> _What you will do_: In the records below, find each line containing the word "Tina" and copy it.

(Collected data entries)
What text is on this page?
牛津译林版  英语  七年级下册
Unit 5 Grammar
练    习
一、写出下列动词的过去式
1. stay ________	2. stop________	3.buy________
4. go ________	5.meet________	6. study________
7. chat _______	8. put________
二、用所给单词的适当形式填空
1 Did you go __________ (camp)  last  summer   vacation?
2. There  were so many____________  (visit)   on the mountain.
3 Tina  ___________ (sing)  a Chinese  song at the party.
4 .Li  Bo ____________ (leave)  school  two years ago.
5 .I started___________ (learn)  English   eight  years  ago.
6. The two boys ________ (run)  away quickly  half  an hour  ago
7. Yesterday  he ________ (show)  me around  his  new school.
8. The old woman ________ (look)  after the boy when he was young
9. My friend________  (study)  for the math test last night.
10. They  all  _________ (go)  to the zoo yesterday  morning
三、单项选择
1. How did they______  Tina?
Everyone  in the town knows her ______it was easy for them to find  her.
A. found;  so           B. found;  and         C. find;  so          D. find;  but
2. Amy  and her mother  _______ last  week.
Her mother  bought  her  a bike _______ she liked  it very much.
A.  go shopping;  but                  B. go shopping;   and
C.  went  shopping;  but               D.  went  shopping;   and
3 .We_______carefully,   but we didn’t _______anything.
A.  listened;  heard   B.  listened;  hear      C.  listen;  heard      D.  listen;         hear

> _Complete output_:
3 Tina  ___________ (sing)  a Chinese  song at the party.
1. How did they______  Tina?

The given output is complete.